**What the exercise asks**
Below is a listing; reproduce each line of it exactly.

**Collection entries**
———
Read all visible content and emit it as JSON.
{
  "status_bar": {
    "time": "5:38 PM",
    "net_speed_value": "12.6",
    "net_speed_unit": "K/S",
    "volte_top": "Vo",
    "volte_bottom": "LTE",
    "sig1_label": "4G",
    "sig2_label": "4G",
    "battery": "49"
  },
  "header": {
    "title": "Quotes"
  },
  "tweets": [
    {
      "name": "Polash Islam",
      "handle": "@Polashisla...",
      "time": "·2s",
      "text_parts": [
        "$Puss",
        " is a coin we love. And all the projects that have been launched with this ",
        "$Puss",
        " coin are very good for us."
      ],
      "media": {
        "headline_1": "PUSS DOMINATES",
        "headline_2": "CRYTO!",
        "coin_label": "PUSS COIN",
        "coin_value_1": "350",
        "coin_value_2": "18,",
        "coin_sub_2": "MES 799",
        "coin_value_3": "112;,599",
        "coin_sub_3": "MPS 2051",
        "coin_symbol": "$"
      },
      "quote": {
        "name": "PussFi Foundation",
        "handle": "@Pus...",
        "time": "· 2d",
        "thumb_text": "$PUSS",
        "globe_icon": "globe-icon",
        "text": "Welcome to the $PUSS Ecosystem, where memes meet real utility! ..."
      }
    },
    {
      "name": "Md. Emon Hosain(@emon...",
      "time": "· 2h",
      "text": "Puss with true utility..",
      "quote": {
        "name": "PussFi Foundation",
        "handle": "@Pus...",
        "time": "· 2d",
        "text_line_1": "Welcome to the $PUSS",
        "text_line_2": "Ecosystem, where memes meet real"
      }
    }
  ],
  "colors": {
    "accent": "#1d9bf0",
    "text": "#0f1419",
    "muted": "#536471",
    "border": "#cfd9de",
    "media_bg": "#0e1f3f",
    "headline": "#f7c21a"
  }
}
———
**Output for this exercise**
Read all visible content and emit it as JSON.
{
  "status_bar": {
    "time": "5:38 PM",
    "net_speed_value": "12.6",
    "net_speed_unit": "K/S",
    "volte_top": "Vo",
    "volte_bottom": "LTE",
    "sig1_label": "4G",
    "sig2_label": "4G",
    "battery": "49"
  },
  "header": {
    "title": "Quotes"
  },
  "tweets": [
    {
      "name": "Polash Islam",
      "handle": "@Polashisla...",
      "time": "·2s",
      "text_parts": [
        "$Puss",
        " is a coin we love. And all the projects that have been launched with this ",
        "$Puss",
        " coin are very good for us."
      ],
      "media": {
        "headline_1": "PUSS DOMINATES",
        "headline_2": "CRYTO!",
        "coin_label": "PUSS COIN",
        "coin_value_1": "350",
        "coin_value_2": "18,",
        "coin_sub_2": "MES 799",
        "coin_value_3": "112;,599",
        "coin_sub_3": "MPS 2051",
        "coin_symbol": "$"
      },
      "quote": {
        "name": "PussFi Foundation",
        "handle": "@Pus...",
        "time": "· 2d",
        "thumb_text": "$PUSS",
        "globe_icon": "globe-icon",
        "text": "Welcome to the $PUSS Ecosystem, where memes meet real utility! ..."
      }
    },
    {
      "name": "Md. Emon Hosain(@emon...",
      "time": "· 2h",
      "text": "Puss with true utility..",
      "quote": {
        "name": "PussFi Foundation",
        "handle": "@Pus...",
        "time": "· 2d",
        "text_line_1": "Welcome to the $PUSS",
        "text_line_2": "Ecosystem, where memes meet real"
      }
    }
  ],
  "colors": {
    "accent": "#1d9bf0",
    "text": "#0f1419",
    "muted": "#536471",
    "border": "#cfd9de",
    "media_bg": "#0e1f3f",
    "headline": "#f7c21a"
  }
}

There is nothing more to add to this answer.